* [WHAT THE TASK ASKS]: For each line below that includes the word "screenshot", make a copy.

####

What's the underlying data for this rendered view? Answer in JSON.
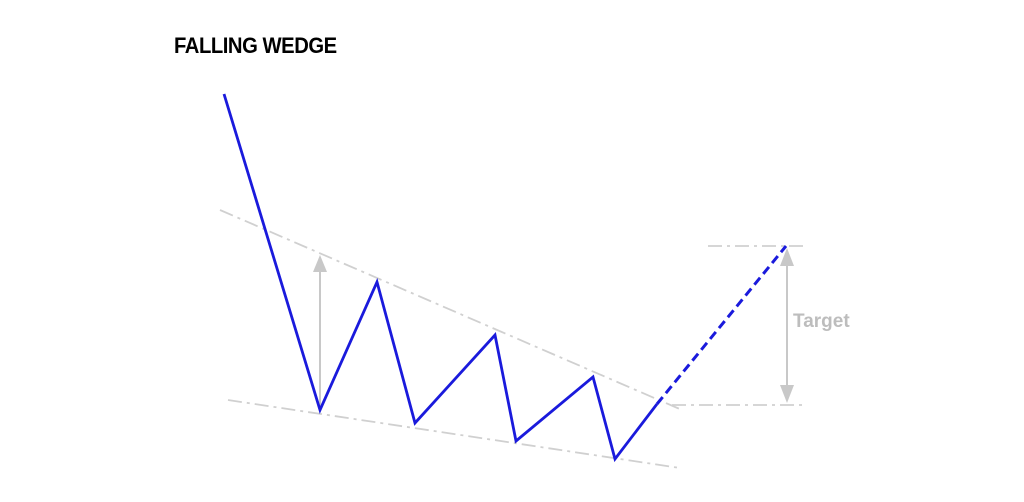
{
  "title": "FALLING WEDGE",
  "target_label": "Target",
  "colors": {
    "price_line": "#1a1adc",
    "guide_lines": "#cccccc",
    "arrows": "#c8c8c8",
    "target_text": "#bdbdbd",
    "title_text": "#000000"
  }
}
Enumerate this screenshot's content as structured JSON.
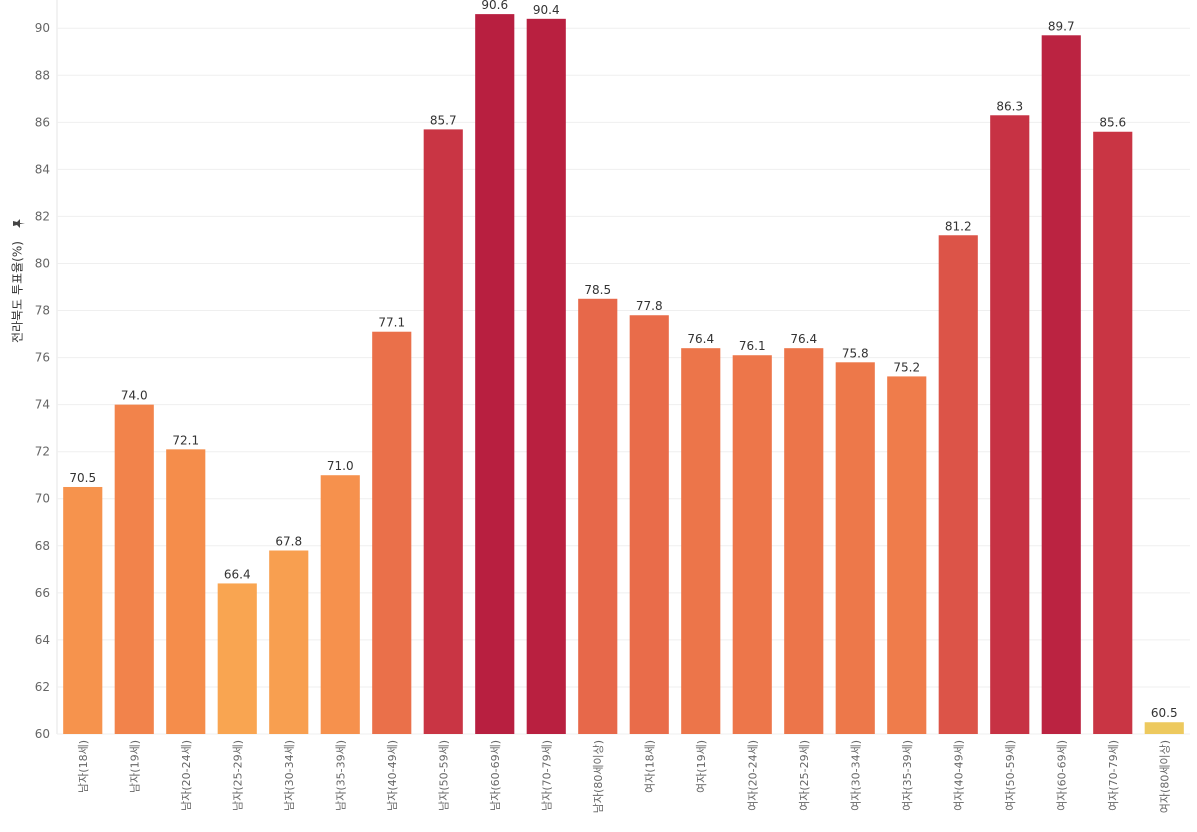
{
  "chart_data": {
    "type": "bar",
    "title": "",
    "xlabel": "",
    "ylabel": "전라북도 투표율(%)",
    "ylabel_icon": "pin-icon",
    "ylim": [
      60,
      91.2
    ],
    "yticks": [
      60,
      62,
      64,
      66,
      68,
      70,
      72,
      74,
      76,
      78,
      80,
      82,
      84,
      86,
      88,
      90
    ],
    "grid": true,
    "legend": "none",
    "categories": [
      "남자(18세)",
      "남자(19세)",
      "남자(20-24세)",
      "남자(25-29세)",
      "남자(30-34세)",
      "남자(35-39세)",
      "남자(40-49세)",
      "남자(50-59세)",
      "남자(60-69세)",
      "남자(70-79세)",
      "남자(80세이상)",
      "여자(18세)",
      "여자(19세)",
      "여자(20-24세)",
      "여자(25-29세)",
      "여자(30-34세)",
      "여자(35-39세)",
      "여자(40-49세)",
      "여자(50-59세)",
      "여자(60-69세)",
      "여자(70-79세)",
      "여자(80세이상)"
    ],
    "values": [
      70.5,
      74.0,
      72.1,
      66.4,
      67.8,
      71.0,
      77.1,
      85.7,
      90.6,
      90.4,
      78.5,
      77.8,
      76.4,
      76.1,
      76.4,
      75.8,
      75.2,
      81.2,
      86.3,
      89.7,
      85.6,
      60.5
    ],
    "value_labels": [
      "70.5",
      "74.0",
      "72.1",
      "66.4",
      "67.8",
      "71.0",
      "77.1",
      "85.7",
      "90.6",
      "90.4",
      "78.5",
      "77.8",
      "76.4",
      "76.1",
      "76.4",
      "75.8",
      "75.2",
      "81.2",
      "86.3",
      "89.7",
      "85.6",
      "60.5"
    ],
    "color_scale": {
      "low": 60.5,
      "high": 90.6,
      "stops": [
        "#EDC95E",
        "#F9A451",
        "#F58B4B",
        "#E7684A",
        "#CD3A45",
        "#B81F40"
      ]
    }
  }
}
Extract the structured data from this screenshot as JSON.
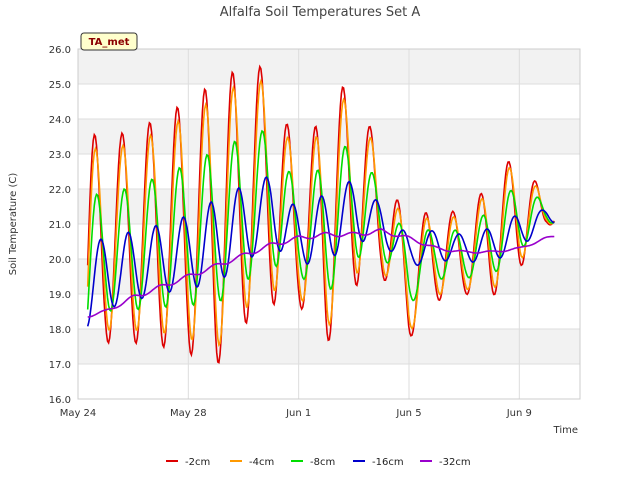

####

* [RESULT FOR THIS EXERCISE]:
Enumerate this screenshot's content as structured JSON.
Extract the structured data from this screenshot as JSON.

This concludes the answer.